'''
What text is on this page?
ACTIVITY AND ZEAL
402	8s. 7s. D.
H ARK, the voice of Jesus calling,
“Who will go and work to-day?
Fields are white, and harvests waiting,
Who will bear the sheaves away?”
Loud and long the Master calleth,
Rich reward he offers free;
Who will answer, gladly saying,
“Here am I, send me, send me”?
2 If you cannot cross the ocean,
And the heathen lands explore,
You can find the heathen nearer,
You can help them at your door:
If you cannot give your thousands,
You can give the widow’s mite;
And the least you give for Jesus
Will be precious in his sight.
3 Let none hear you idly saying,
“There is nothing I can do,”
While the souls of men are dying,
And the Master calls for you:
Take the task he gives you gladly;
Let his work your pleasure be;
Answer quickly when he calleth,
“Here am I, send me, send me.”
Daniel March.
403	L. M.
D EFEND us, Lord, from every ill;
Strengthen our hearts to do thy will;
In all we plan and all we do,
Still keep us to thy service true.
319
'''
■ DIRECTIONS
Give nothing but the count of lines in the listing above that hold the string "Master".

■ REPLY
2